> Aim
Reply with one number: how many lines contain the word "data".
........
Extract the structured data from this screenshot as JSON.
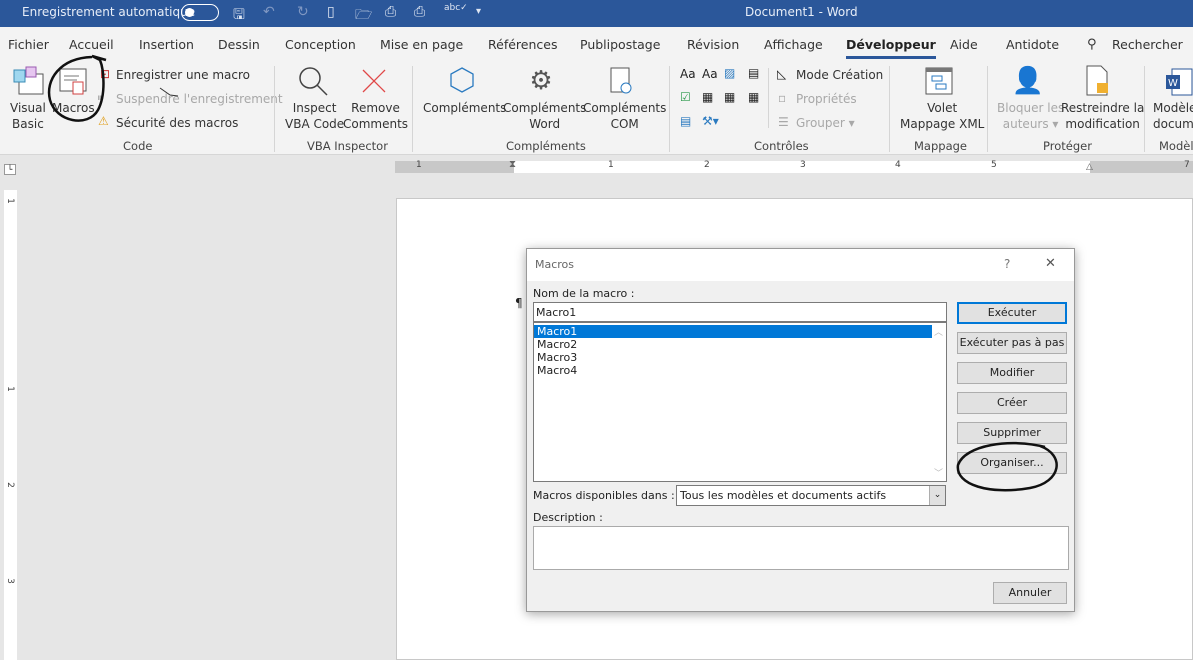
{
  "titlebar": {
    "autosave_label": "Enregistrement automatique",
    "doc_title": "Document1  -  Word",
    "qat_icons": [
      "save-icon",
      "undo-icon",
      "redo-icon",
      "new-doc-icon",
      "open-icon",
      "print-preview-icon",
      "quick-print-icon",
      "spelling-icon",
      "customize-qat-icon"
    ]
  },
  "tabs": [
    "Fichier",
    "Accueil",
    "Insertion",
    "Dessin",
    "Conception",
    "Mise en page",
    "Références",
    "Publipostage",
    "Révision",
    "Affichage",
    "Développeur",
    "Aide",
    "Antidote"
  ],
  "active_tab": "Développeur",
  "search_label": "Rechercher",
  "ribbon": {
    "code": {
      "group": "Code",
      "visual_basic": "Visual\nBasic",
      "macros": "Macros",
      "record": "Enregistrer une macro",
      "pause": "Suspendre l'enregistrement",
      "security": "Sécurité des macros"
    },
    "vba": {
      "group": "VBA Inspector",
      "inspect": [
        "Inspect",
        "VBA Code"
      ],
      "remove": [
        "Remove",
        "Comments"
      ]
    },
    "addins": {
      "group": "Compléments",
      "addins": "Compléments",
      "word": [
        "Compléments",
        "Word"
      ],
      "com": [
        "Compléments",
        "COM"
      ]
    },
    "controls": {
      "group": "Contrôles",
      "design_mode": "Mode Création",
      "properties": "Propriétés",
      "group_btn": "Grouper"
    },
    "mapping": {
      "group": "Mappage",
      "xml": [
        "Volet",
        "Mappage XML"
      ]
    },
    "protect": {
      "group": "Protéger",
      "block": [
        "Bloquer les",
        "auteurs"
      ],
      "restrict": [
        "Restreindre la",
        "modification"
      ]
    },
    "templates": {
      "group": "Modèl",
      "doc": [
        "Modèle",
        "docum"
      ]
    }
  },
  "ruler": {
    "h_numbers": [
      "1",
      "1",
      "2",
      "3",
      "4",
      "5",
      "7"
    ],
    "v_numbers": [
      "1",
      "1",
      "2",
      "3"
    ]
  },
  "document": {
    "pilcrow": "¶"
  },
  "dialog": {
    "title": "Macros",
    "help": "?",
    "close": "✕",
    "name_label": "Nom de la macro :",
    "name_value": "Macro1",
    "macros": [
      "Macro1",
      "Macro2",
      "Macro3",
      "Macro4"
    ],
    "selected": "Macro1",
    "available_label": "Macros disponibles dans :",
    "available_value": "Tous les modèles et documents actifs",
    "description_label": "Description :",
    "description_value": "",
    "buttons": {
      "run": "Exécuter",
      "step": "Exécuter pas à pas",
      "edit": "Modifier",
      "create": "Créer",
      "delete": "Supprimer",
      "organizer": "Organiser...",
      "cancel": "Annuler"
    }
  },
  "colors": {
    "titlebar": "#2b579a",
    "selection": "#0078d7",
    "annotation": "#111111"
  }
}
........
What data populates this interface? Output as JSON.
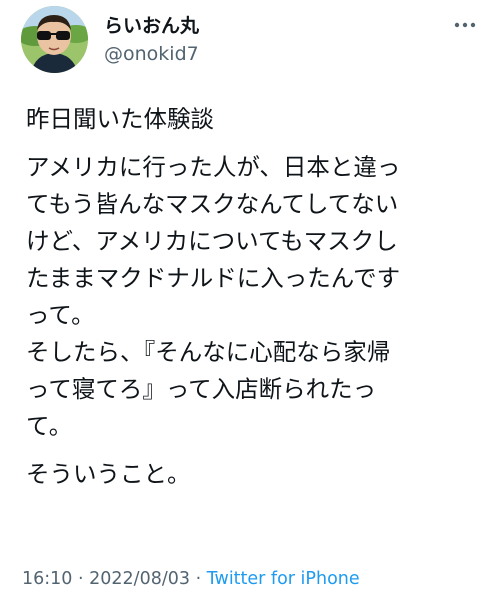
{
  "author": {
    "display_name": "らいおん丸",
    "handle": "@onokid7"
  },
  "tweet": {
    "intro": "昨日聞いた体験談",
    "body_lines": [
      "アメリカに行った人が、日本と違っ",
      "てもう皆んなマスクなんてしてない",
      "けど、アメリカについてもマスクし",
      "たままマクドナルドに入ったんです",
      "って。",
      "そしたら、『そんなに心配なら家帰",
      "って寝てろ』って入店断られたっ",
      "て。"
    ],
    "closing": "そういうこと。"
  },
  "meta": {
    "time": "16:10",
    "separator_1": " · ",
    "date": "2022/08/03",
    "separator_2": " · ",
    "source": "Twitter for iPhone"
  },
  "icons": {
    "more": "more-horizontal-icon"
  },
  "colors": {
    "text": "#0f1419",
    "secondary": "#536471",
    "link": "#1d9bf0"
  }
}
........
> Answer to this exercise
2